Entries provided:

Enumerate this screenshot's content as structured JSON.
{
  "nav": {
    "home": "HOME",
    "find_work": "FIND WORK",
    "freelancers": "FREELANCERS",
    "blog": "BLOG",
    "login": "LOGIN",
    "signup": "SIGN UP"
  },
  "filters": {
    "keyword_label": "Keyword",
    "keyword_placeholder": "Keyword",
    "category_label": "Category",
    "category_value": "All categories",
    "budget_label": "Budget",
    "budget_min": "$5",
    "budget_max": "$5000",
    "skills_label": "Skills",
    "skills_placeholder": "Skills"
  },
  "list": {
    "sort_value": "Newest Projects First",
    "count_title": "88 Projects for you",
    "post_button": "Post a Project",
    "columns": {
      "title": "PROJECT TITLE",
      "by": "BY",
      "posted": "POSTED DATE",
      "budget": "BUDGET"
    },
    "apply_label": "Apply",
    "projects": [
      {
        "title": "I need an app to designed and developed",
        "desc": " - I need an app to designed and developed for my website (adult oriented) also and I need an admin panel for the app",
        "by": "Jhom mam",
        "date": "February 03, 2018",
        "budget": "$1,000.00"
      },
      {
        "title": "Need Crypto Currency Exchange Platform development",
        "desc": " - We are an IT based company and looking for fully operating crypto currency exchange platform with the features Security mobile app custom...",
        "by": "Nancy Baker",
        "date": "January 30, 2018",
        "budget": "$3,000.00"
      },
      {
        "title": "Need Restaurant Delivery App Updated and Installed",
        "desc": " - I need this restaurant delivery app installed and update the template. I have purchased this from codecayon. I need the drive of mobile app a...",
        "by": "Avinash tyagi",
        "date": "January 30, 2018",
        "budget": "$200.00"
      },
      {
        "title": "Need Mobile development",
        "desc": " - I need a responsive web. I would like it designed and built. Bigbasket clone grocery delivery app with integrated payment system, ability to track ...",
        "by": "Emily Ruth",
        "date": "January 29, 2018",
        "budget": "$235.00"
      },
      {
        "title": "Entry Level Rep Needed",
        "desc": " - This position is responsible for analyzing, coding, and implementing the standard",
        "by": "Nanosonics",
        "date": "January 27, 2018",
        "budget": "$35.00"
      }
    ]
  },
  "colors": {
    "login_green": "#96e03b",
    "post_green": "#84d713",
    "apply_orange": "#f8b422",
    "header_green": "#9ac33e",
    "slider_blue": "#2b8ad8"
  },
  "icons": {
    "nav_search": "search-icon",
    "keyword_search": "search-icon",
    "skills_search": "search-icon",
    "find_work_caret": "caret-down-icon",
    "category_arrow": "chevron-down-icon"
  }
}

Request: Retype the material in full, character for character.

The response:
Enumerate this screenshot's content as structured JSON.
{
  "nav": {
    "home": "HOME",
    "find_work": "FIND WORK",
    "freelancers": "FREELANCERS",
    "blog": "BLOG",
    "login": "LOGIN",
    "signup": "SIGN UP"
  },
  "filters": {
    "keyword_label": "Keyword",
    "keyword_placeholder": "Keyword",
    "category_label": "Category",
    "category_value": "All categories",
    "budget_label": "Budget",
    "budget_min": "$5",
    "budget_max": "$5000",
    "skills_label": "Skills",
    "skills_placeholder": "Skills"
  },
  "list": {
    "sort_value": "Newest Projects First",
    "count_title": "88 Projects for you",
    "post_button": "Post a Project",
    "columns": {
      "title": "PROJECT TITLE",
      "by": "BY",
      "posted": "POSTED DATE",
      "budget": "BUDGET"
    },
    "apply_label": "Apply",
    "projects": [
      {
        "title": "I need an app to designed and developed",
        "desc": " - I need an app to designed and developed for my website (adult oriented) also and I need an admin panel for the app",
        "by": "Jhom mam",
        "date": "February 03, 2018",
        "budget": "$1,000.00"
      },
      {
        "title": "Need Crypto Currency Exchange Platform development",
        "desc": " - We are an IT based company and looking for fully operating crypto currency exchange platform with the features Security mobile app custom...",
        "by": "Nancy Baker",
        "date": "January 30, 2018",
        "budget": "$3,000.00"
      },
      {
        "title": "Need Restaurant Delivery App Updated and Installed",
        "desc": " - I need this restaurant delivery app installed and update the template. I have purchased this from codecayon. I need the drive of mobile app a...",
        "by": "Avinash tyagi",
        "date": "January 30, 2018",
        "budget": "$200.00"
      },
      {
        "title": "Need Mobile development",
        "desc": " - I need a responsive web. I would like it designed and built. Bigbasket clone grocery delivery app with integrated payment system, ability to track ...",
        "by": "Emily Ruth",
        "date": "January 29, 2018",
        "budget": "$235.00"
      },
      {
        "title": "Entry Level Rep Needed",
        "desc": " - This position is responsible for analyzing, coding, and implementing the standard",
        "by": "Nanosonics",
        "date": "January 27, 2018",
        "budget": "$35.00"
      }
    ]
  },
  "colors": {
    "login_green": "#96e03b",
    "post_green": "#84d713",
    "apply_orange": "#f8b422",
    "header_green": "#9ac33e",
    "slider_blue": "#2b8ad8"
  },
  "icons": {
    "nav_search": "search-icon",
    "keyword_search": "search-icon",
    "skills_search": "search-icon",
    "find_work_caret": "caret-down-icon",
    "category_arrow": "chevron-down-icon"
  }
}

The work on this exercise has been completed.